(Data tied to figure images)
# # # # # # #
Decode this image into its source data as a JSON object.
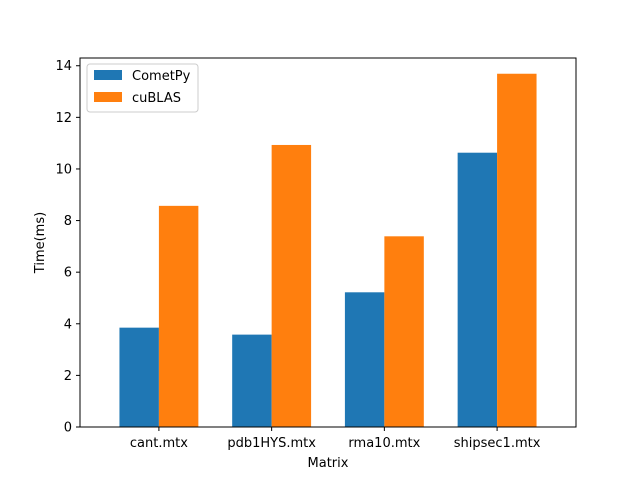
{
  "chart_data": {
    "type": "bar",
    "title": "",
    "xlabel": "Matrix",
    "ylabel": "Time(ms)",
    "categories": [
      "cant.mtx",
      "pdb1HYS.mtx",
      "rma10.mtx",
      "shipsec1.mtx"
    ],
    "series": [
      {
        "name": "CometPy",
        "color": "#1f77b4",
        "values": [
          3.85,
          3.58,
          5.22,
          10.63
        ]
      },
      {
        "name": "cuBLAS",
        "color": "#ff7f0e",
        "values": [
          8.57,
          10.93,
          7.39,
          13.69
        ]
      }
    ],
    "ylim": [
      0,
      14.3
    ],
    "yticks": [
      0,
      2,
      4,
      6,
      8,
      10,
      12,
      14
    ],
    "grid": false,
    "legend_position": "top-left"
  }
}
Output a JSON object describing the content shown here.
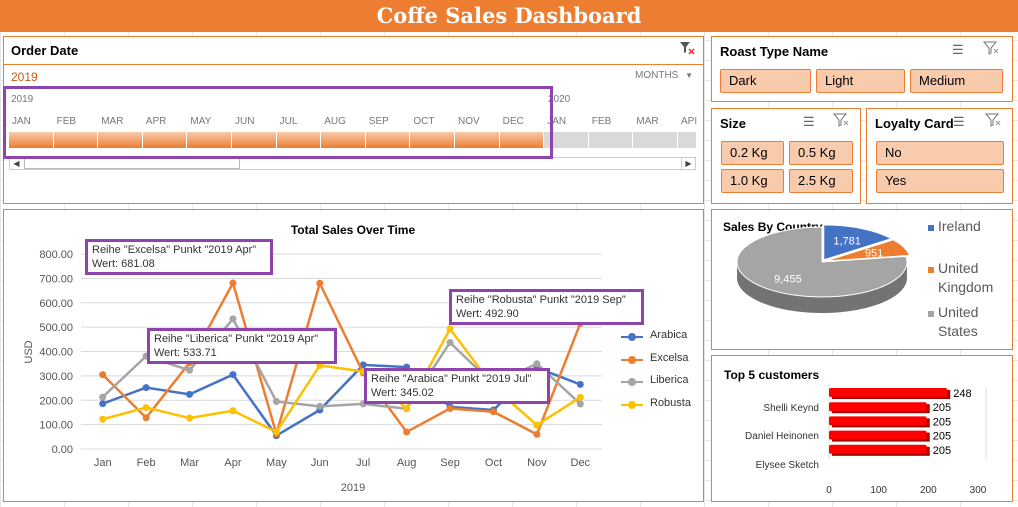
# # # # # # #
Problem: Copy each line from the records above that includes the string "object".

Full output:
Decode this image into its source data as a JSON object.
Output a JSON object describing the content shown here.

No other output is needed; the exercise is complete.